Without omitting anything, retype the data that follows.
——————
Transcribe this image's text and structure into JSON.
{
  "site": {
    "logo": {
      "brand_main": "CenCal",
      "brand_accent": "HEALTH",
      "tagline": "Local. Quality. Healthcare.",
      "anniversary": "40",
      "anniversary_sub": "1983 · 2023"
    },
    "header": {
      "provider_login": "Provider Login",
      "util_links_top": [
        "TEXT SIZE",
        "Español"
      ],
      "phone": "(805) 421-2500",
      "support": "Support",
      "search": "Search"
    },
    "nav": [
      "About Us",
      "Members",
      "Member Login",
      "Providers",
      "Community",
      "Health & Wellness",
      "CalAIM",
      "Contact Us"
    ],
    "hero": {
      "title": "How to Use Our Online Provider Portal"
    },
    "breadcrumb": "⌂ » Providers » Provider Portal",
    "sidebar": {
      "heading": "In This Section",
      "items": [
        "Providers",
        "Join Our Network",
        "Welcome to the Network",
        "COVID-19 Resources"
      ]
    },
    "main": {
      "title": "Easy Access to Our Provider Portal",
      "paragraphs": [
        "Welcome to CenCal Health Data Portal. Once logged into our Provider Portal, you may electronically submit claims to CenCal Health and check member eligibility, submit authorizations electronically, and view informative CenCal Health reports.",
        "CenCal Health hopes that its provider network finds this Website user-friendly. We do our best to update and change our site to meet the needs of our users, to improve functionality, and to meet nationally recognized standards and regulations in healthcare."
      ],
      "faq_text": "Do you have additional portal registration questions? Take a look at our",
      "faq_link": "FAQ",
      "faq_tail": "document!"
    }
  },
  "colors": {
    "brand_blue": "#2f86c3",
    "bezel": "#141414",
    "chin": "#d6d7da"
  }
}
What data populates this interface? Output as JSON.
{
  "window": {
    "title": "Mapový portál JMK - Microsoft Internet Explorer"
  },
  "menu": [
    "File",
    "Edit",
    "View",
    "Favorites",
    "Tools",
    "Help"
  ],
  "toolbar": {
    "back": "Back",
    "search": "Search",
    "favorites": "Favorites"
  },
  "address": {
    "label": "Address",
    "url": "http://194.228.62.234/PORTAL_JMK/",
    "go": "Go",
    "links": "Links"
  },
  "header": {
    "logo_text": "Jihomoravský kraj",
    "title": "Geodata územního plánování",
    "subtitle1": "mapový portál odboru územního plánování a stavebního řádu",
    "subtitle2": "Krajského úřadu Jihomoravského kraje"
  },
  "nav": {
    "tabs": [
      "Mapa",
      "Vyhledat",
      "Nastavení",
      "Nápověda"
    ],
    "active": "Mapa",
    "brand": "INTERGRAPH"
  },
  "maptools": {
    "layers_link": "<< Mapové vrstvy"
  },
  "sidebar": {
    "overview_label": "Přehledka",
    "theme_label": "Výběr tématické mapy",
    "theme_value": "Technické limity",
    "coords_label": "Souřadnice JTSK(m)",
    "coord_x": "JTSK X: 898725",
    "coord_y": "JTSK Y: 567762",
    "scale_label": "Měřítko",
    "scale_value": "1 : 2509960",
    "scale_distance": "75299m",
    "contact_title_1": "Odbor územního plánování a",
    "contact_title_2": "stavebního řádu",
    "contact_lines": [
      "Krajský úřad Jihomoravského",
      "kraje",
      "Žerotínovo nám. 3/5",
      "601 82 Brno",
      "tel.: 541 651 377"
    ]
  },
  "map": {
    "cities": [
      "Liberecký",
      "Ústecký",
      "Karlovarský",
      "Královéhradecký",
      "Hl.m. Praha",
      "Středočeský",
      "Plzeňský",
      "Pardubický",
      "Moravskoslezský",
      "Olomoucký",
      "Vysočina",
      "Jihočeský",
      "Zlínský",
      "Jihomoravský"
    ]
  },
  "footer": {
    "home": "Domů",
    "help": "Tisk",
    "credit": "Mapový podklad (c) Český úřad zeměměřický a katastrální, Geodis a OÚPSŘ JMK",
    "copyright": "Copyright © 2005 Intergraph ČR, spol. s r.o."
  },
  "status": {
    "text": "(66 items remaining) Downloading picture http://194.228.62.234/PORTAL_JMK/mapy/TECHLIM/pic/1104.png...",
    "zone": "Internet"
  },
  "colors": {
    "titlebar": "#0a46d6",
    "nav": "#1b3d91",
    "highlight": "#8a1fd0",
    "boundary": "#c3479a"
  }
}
——————
• Full response:
Transcribe this image's text and structure into JSON.
{
  "site": {
    "logo": {
      "brand_main": "CenCal",
      "brand_accent": "HEALTH",
      "tagline": "Local. Quality. Healthcare.",
      "anniversary": "40",
      "anniversary_sub": "1983 · 2023"
    },
    "header": {
      "provider_login": "Provider Login",
      "util_links_top": [
        "TEXT SIZE",
        "Español"
      ],
      "phone": "(805) 421-2500",
      "support": "Support",
      "search": "Search"
    },
    "nav": [
      "About Us",
      "Members",
      "Member Login",
      "Providers",
      "Community",
      "Health & Wellness",
      "CalAIM",
      "Contact Us"
    ],
    "hero": {
      "title": "How to Use Our Online Provider Portal"
    },
    "breadcrumb": "⌂ » Providers » Provider Portal",
    "sidebar": {
      "heading": "In This Section",
      "items": [
        "Providers",
        "Join Our Network",
        "Welcome to the Network",
        "COVID-19 Resources"
      ]
    },
    "main": {
      "title": "Easy Access to Our Provider Portal",
      "paragraphs": [
        "Welcome to CenCal Health Data Portal. Once logged into our Provider Portal, you may electronically submit claims to CenCal Health and check member eligibility, submit authorizations electronically, and view informative CenCal Health reports.",
        "CenCal Health hopes that its provider network finds this Website user-friendly. We do our best to update and change our site to meet the needs of our users, to improve functionality, and to meet nationally recognized standards and regulations in healthcare."
      ],
      "faq_text": "Do you have additional portal registration questions? Take a look at our",
      "faq_link": "FAQ",
      "faq_tail": "document!"
    }
  },
  "colors": {
    "brand_blue": "#2f86c3",
    "bezel": "#141414",
    "chin": "#d6d7da"
  }
}
What data populates this interface? Output as JSON.
{
  "window": {
    "title": "Mapový portál JMK - Microsoft Internet Explorer"
  },
  "menu": [
    "File",
    "Edit",
    "View",
    "Favorites",
    "Tools",
    "Help"
  ],
  "toolbar": {
    "back": "Back",
    "search": "Search",
    "favorites": "Favorites"
  },
  "address": {
    "label": "Address",
    "url": "http://194.228.62.234/PORTAL_JMK/",
    "go": "Go",
    "links": "Links"
  },
  "header": {
    "logo_text": "Jihomoravský kraj",
    "title": "Geodata územního plánování",
    "subtitle1": "mapový portál odboru územního plánování a stavebního řádu",
    "subtitle2": "Krajského úřadu Jihomoravského kraje"
  },
  "nav": {
    "tabs": [
      "Mapa",
      "Vyhledat",
      "Nastavení",
      "Nápověda"
    ],
    "active": "Mapa",
    "brand": "INTERGRAPH"
  },
  "maptools": {
    "layers_link": "<< Mapové vrstvy"
  },
  "sidebar": {
    "overview_label": "Přehledka",
    "theme_label": "Výběr tématické mapy",
    "theme_value": "Technické limity",
    "coords_label": "Souřadnice JTSK(m)",
    "coord_x": "JTSK X: 898725",
    "coord_y": "JTSK Y: 567762",
    "scale_label": "Měřítko",
    "scale_value": "1 : 2509960",
    "scale_distance": "75299m",
    "contact_title_1": "Odbor územního plánování a",
    "contact_title_2": "stavebního řádu",
    "contact_lines": [
      "Krajský úřad Jihomoravského",
      "kraje",
      "Žerotínovo nám. 3/5",
      "601 82 Brno",
      "tel.: 541 651 377"
    ]
  },
  "map": {
    "cities": [
      "Liberecký",
      "Ústecký",
      "Karlovarský",
      "Královéhradecký",
      "Hl.m. Praha",
      "Středočeský",
      "Plzeňský",
      "Pardubický",
      "Moravskoslezský",
      "Olomoucký",
      "Vysočina",
      "Jihočeský",
      "Zlínský",
      "Jihomoravský"
    ]
  },
  "footer": {
    "home": "Domů",
    "help": "Tisk",
    "credit": "Mapový podklad (c) Český úřad zeměměřický a katastrální, Geodis a OÚPSŘ JMK",
    "copyright": "Copyright © 2005 Intergraph ČR, spol. s r.o."
  },
  "status": {
    "text": "(66 items remaining) Downloading picture http://194.228.62.234/PORTAL_JMK/mapy/TECHLIM/pic/1104.png...",
    "zone": "Internet"
  },
  "colors": {
    "titlebar": "#0a46d6",
    "nav": "#1b3d91",
    "highlight": "#8a1fd0",
    "boundary": "#c3479a"
  }
}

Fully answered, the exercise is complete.